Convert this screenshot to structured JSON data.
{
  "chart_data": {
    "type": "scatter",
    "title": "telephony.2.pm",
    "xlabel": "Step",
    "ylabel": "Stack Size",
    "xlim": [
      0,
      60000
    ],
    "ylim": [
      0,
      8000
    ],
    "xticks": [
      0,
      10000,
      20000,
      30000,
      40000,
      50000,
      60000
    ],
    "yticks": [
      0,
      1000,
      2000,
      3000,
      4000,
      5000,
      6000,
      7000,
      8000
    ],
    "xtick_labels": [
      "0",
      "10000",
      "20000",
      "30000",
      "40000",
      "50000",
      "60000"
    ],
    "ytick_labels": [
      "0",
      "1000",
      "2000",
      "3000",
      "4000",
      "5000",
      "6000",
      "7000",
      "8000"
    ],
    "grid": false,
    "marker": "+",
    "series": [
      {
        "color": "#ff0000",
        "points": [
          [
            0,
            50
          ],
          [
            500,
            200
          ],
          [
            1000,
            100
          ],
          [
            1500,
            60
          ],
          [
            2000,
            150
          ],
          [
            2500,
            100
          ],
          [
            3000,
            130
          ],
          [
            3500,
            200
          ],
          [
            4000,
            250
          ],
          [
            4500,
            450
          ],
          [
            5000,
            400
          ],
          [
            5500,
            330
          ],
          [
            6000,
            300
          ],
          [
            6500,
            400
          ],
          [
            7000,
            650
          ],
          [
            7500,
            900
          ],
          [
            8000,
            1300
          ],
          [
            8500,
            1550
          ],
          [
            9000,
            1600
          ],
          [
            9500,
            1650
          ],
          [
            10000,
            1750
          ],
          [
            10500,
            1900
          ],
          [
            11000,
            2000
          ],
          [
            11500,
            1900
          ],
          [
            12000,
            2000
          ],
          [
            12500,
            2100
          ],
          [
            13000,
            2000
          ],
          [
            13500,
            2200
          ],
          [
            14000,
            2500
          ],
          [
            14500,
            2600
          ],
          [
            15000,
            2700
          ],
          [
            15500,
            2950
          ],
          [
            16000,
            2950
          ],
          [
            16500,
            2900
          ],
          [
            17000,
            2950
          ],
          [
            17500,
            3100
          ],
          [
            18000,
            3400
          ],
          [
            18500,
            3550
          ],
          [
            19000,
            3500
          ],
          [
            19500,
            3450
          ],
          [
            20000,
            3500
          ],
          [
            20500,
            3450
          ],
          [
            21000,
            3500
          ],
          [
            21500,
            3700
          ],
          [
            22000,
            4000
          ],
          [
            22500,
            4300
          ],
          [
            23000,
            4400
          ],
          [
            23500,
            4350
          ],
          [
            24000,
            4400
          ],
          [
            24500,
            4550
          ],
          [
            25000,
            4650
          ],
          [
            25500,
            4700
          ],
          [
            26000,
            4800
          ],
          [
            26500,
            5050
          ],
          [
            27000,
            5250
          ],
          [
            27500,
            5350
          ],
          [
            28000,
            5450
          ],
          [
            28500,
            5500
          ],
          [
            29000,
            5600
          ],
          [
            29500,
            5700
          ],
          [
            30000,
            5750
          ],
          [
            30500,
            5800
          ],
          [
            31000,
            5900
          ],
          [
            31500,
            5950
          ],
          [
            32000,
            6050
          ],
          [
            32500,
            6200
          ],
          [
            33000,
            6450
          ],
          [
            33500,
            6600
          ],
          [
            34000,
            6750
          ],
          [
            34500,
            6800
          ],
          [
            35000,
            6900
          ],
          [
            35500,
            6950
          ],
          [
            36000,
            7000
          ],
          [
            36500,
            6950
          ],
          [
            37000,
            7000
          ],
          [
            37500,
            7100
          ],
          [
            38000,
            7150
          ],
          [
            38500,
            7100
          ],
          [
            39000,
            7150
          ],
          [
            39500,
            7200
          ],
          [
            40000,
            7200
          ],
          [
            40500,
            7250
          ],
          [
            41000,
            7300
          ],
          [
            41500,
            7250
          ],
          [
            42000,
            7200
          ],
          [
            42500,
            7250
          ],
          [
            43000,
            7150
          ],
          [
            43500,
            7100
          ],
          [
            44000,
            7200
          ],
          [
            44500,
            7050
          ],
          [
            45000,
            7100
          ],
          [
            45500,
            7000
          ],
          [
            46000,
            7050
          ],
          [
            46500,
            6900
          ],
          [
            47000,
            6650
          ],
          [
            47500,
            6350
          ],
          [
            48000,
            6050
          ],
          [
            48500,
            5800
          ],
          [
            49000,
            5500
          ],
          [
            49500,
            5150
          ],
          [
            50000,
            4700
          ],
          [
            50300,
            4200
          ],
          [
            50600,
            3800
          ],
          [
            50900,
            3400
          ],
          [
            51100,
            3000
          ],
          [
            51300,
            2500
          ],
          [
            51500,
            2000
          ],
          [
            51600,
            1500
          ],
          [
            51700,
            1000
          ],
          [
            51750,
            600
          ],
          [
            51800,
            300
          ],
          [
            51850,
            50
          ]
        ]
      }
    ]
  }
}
--
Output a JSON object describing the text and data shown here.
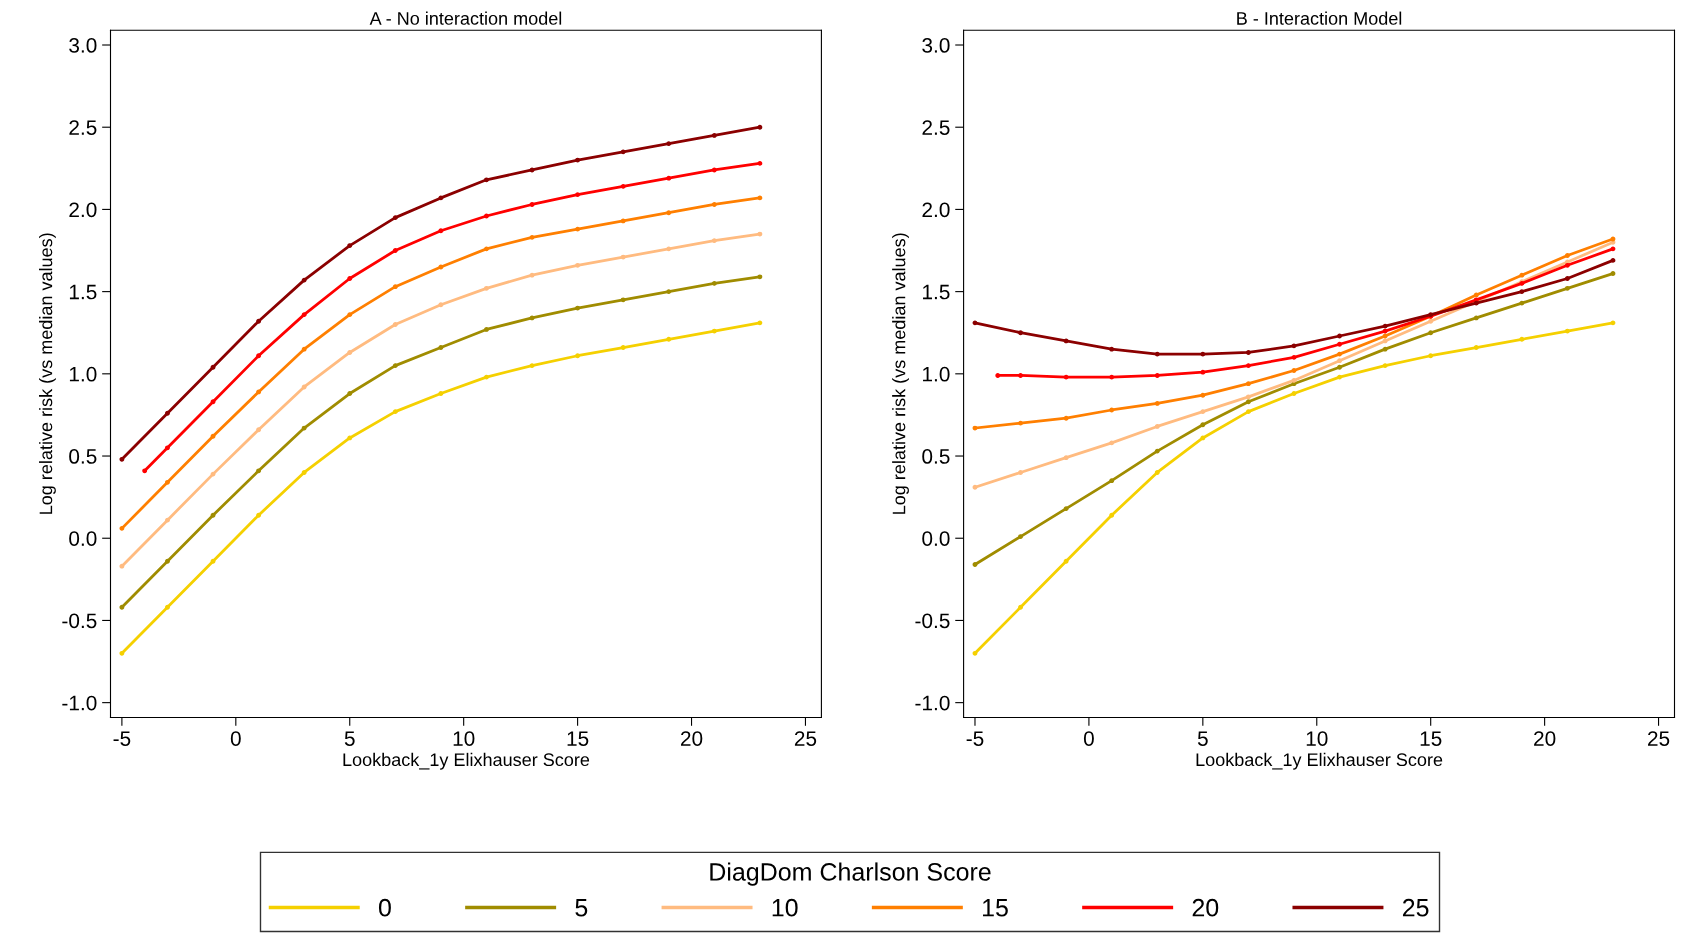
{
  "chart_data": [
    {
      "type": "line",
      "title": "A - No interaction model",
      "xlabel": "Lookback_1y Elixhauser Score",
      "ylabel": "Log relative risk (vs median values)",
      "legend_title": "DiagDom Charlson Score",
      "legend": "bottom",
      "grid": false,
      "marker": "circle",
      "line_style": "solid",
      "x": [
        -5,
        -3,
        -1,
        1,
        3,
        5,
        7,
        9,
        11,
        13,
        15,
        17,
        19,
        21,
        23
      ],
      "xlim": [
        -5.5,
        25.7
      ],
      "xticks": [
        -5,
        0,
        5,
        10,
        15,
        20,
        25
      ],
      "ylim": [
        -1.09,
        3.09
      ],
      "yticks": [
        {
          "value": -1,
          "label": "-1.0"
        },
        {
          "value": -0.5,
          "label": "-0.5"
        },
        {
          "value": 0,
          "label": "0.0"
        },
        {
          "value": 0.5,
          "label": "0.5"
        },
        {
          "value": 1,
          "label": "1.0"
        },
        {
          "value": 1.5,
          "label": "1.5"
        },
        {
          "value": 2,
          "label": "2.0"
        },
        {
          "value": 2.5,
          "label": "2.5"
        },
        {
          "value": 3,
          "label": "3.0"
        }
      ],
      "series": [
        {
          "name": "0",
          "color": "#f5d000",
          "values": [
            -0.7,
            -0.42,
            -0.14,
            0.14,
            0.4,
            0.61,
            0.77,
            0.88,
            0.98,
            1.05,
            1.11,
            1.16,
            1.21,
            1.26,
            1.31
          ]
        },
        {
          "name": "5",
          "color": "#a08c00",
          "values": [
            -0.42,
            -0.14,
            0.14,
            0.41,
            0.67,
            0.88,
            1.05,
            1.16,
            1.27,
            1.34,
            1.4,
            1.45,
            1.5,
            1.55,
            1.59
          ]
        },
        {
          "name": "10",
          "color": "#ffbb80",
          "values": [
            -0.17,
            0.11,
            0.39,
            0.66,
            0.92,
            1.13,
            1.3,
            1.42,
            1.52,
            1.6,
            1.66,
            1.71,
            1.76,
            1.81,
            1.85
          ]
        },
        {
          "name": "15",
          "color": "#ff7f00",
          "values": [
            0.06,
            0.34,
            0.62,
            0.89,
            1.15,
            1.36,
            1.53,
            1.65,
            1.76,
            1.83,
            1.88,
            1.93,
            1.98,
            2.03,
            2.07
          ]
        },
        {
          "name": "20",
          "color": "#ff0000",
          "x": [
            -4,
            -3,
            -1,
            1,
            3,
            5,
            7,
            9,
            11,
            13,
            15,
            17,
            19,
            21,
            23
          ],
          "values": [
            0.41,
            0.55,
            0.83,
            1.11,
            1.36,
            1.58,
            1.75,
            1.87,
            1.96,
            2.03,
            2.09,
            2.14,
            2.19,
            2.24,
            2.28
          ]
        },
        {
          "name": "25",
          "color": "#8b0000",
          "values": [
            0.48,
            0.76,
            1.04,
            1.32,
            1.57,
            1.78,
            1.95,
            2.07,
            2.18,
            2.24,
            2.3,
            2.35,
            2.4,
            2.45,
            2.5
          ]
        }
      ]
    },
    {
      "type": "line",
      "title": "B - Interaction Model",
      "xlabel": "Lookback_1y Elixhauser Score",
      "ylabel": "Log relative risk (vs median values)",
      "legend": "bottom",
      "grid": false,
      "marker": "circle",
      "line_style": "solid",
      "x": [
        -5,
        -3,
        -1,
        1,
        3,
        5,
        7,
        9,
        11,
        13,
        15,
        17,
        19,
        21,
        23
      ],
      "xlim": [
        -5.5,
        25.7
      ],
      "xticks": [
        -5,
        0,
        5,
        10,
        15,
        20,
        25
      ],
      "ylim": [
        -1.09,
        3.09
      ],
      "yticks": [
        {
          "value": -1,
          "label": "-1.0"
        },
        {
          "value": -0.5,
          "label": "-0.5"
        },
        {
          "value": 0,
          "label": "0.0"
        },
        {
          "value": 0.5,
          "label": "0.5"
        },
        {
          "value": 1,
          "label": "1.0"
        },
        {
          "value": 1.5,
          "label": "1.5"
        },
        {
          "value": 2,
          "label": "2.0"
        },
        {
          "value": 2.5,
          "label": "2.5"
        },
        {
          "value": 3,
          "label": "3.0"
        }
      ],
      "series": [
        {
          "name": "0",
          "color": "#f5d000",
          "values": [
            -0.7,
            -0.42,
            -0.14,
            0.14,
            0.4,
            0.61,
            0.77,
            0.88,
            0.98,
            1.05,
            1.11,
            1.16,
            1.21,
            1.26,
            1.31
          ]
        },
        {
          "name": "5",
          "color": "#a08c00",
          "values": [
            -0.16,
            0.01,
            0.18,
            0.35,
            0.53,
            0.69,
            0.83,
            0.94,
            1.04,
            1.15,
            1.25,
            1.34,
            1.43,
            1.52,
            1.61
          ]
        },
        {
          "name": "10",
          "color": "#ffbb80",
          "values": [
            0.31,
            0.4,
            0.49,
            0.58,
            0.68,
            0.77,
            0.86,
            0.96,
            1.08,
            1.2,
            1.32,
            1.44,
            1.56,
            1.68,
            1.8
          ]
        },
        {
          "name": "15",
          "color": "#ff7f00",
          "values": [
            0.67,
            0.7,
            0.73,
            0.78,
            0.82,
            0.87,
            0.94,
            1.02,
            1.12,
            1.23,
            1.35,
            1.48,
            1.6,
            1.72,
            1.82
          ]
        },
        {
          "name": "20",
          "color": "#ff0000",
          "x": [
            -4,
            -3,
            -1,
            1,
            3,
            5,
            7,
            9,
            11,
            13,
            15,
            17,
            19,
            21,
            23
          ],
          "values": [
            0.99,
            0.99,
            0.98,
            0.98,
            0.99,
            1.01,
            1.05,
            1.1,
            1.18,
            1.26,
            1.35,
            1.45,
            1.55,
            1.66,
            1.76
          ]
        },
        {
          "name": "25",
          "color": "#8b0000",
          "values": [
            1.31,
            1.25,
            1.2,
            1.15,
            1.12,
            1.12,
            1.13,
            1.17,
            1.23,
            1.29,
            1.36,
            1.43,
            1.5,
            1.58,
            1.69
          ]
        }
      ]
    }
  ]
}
--
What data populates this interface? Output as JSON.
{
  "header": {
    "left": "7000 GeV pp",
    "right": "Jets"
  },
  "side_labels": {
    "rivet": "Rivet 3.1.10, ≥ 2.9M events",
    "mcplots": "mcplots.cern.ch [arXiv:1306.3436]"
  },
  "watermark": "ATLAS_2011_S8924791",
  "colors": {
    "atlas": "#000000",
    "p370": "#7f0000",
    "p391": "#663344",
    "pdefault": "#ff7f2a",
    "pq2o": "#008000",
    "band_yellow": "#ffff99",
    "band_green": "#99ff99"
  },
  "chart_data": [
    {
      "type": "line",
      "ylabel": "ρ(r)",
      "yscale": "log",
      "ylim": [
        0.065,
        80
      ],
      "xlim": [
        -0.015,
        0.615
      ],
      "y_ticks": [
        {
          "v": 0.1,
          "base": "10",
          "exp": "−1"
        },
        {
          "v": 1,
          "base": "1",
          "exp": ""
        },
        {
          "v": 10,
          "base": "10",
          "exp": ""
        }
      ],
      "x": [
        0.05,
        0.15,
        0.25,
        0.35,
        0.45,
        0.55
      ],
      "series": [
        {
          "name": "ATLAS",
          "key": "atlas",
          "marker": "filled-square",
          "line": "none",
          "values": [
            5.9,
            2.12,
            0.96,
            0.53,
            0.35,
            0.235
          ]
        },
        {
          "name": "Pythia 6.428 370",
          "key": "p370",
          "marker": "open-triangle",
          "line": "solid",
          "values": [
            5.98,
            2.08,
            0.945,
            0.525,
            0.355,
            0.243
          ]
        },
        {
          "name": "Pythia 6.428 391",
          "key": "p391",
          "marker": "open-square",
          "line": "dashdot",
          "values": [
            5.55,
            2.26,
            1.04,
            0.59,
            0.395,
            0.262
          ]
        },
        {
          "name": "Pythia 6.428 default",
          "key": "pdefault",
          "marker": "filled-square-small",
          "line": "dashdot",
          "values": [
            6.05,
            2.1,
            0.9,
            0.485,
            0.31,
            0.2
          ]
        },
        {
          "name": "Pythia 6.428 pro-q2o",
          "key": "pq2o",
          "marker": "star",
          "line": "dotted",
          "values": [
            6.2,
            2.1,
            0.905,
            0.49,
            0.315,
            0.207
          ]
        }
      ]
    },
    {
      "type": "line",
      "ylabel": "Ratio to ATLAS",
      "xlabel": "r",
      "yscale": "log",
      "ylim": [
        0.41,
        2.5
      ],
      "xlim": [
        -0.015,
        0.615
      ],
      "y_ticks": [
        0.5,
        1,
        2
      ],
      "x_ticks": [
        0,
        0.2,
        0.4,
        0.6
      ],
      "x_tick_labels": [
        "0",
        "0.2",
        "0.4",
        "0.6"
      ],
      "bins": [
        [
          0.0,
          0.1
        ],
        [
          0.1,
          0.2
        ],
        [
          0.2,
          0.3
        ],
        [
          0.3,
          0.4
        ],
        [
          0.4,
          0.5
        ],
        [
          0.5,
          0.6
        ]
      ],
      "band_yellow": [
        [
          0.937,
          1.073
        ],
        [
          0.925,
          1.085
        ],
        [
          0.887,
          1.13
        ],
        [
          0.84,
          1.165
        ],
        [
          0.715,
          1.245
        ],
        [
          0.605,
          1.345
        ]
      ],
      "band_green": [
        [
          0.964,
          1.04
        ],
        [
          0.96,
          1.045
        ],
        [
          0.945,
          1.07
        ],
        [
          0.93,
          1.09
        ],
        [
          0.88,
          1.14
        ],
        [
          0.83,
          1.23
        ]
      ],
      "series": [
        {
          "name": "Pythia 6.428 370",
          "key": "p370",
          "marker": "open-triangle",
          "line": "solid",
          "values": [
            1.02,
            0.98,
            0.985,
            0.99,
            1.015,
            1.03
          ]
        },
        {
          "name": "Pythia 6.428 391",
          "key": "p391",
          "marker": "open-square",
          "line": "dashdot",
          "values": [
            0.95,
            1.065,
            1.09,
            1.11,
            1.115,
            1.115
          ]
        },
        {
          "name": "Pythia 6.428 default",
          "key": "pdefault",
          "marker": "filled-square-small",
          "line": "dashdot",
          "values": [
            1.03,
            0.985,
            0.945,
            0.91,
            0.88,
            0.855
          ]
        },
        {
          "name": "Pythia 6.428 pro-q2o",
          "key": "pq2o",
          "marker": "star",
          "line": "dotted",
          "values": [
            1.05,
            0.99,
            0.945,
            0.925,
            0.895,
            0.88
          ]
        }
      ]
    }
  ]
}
--
*Instructions for the task*
Identify each line in the entries with the word "ylabel" and copy it.

*Written answer*
    "ylabel": "Stack Size",
      "ylabel": "Log relative risk (vs median values)",
      "ylabel": "Log relative risk (vs median values)",
      "ylabel": "ρ(r)",
      "ylabel": "Ratio to ATLAS",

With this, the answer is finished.